● AIM OF THE EXERCISE: Pull every line with "median" from the data below and copy it.

● RECORDS FOR THIS TASK:
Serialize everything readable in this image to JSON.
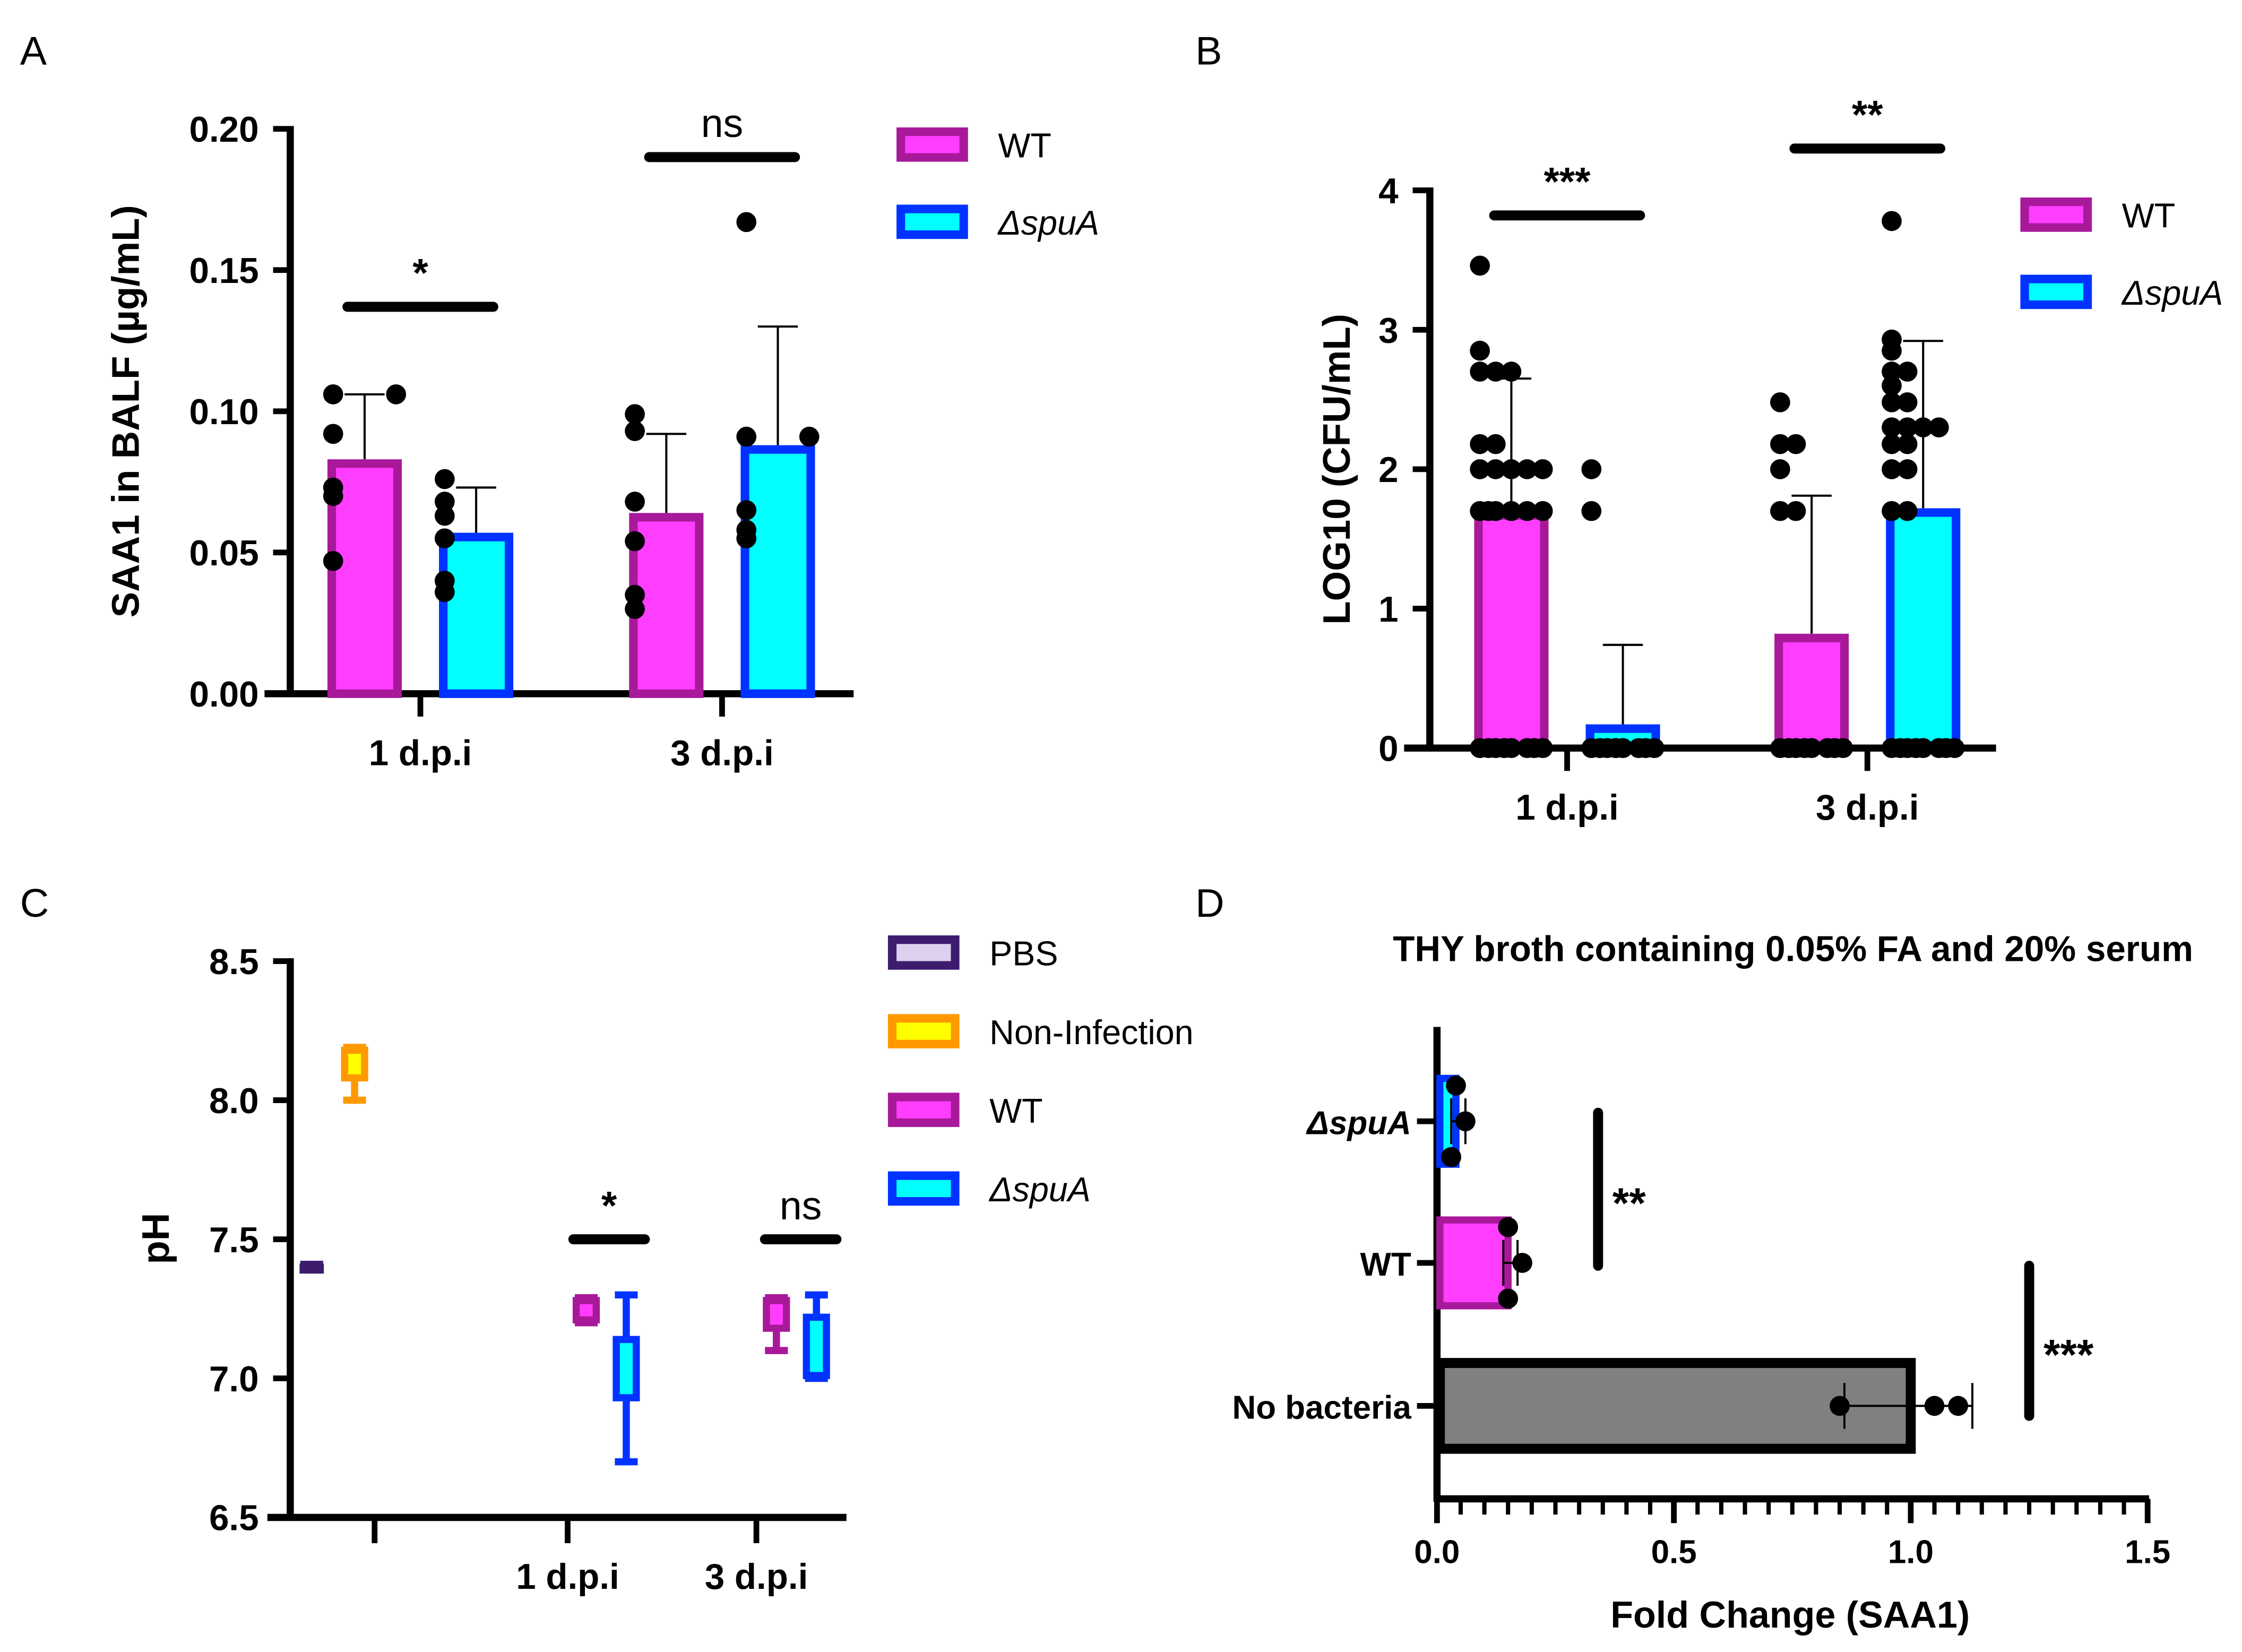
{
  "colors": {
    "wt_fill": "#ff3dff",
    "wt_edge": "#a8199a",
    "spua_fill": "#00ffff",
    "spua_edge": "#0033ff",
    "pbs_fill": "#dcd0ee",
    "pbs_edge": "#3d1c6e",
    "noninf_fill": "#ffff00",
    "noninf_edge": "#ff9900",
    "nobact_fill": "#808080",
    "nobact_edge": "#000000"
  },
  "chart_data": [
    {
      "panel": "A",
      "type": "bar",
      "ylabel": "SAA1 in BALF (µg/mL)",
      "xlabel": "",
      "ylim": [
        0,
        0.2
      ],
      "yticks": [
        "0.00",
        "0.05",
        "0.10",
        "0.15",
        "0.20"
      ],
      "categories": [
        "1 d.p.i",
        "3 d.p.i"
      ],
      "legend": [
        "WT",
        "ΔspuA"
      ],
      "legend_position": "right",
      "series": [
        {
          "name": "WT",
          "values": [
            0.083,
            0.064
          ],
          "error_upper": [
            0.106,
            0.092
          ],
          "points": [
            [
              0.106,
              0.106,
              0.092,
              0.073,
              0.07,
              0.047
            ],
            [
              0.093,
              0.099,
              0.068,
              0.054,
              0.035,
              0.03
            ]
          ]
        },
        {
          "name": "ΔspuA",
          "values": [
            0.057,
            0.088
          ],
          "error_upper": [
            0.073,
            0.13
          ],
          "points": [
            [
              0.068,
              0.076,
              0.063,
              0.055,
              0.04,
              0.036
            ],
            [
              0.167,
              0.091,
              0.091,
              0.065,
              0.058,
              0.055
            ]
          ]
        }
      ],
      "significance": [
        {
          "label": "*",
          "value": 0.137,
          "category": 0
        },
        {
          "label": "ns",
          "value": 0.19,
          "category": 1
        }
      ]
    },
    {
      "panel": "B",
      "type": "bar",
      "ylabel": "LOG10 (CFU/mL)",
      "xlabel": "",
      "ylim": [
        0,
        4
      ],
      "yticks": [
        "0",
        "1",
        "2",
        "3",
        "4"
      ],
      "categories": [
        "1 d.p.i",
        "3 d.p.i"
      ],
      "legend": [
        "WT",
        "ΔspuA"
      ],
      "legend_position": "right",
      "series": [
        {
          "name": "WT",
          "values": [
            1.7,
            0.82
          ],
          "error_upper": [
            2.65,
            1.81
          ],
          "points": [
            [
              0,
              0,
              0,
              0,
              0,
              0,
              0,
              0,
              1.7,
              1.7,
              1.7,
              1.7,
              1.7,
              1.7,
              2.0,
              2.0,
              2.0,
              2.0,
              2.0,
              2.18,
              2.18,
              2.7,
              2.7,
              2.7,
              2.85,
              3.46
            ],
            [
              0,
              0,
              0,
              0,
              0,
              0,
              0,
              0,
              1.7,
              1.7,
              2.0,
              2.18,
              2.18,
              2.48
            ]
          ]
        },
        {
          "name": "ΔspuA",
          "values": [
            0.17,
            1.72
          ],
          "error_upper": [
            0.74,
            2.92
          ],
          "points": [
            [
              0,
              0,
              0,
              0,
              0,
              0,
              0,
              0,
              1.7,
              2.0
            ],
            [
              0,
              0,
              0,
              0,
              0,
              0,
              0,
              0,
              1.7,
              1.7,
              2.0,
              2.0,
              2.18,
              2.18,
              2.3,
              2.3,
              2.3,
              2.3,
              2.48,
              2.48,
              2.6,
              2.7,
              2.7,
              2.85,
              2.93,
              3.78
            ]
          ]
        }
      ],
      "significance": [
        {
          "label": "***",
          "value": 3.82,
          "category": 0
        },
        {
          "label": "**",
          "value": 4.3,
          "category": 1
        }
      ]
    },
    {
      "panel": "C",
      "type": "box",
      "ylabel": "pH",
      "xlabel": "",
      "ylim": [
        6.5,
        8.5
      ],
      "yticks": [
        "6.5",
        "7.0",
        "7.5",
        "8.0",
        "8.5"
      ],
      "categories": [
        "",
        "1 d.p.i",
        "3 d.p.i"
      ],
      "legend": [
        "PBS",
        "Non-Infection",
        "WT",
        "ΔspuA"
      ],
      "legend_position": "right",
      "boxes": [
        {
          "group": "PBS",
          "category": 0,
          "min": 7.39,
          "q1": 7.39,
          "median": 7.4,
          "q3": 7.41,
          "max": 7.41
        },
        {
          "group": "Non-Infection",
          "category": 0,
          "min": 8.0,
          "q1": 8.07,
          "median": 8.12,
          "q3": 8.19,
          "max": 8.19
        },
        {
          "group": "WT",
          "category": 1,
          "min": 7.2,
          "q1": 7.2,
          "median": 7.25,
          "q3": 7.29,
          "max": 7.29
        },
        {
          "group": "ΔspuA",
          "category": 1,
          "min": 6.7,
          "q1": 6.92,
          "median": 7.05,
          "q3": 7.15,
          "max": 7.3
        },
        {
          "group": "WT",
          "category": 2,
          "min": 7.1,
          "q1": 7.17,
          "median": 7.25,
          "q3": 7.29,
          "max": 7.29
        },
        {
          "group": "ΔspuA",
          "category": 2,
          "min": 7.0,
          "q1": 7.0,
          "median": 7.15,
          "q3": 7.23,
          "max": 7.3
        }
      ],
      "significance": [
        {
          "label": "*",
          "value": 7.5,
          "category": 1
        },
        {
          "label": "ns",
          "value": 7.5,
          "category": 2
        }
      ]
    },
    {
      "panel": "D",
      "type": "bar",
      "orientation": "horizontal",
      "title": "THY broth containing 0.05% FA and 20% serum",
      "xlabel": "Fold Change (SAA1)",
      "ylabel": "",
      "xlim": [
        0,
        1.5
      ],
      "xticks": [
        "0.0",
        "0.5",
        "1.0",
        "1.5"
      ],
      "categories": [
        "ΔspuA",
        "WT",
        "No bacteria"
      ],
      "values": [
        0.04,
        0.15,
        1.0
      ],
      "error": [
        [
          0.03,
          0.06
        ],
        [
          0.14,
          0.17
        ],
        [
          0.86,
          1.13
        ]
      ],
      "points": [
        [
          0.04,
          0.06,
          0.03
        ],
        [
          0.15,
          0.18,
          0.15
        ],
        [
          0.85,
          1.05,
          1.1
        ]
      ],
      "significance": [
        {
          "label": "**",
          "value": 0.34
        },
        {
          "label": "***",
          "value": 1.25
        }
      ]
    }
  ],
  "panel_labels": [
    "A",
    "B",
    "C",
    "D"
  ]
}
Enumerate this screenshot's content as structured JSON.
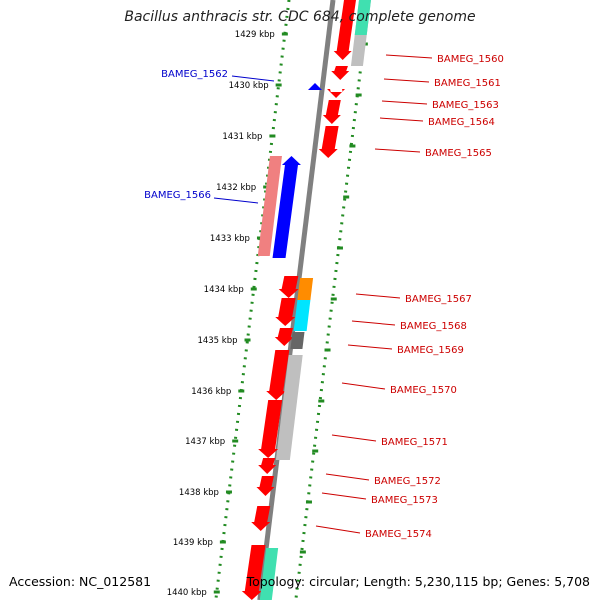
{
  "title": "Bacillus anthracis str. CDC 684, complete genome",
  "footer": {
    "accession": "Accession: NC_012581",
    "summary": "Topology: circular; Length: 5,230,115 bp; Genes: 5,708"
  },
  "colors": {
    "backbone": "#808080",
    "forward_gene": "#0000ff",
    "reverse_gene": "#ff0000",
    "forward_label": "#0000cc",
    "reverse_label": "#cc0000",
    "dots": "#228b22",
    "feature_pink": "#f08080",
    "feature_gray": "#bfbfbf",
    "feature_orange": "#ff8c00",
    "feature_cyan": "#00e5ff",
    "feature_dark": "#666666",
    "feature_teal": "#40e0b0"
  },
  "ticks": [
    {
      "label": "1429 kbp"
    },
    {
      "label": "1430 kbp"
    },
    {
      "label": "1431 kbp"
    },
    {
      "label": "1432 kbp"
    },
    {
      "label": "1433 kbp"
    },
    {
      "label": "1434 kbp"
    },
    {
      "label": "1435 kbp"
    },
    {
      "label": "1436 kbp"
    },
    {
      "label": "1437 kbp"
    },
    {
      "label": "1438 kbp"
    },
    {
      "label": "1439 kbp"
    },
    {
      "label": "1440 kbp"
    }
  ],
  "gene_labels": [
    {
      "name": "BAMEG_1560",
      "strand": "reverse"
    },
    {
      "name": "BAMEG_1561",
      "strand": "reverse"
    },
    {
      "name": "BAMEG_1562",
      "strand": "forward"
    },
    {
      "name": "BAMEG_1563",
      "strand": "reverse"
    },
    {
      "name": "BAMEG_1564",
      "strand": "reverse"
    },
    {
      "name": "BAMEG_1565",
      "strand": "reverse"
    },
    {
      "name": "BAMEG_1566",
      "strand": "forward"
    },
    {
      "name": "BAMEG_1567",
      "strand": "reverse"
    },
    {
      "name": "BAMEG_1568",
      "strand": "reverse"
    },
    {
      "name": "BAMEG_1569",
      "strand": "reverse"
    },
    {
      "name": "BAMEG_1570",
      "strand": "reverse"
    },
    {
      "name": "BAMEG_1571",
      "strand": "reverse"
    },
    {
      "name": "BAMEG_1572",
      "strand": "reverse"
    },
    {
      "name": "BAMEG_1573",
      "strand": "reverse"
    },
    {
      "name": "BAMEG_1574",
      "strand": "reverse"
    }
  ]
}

● YOUR RESPONSE:
          "median": 7.4,
          "median": 8.12,
          "median": 7.25,
          "median": 7.05,
          "median": 7.25,
          "median": 7.15,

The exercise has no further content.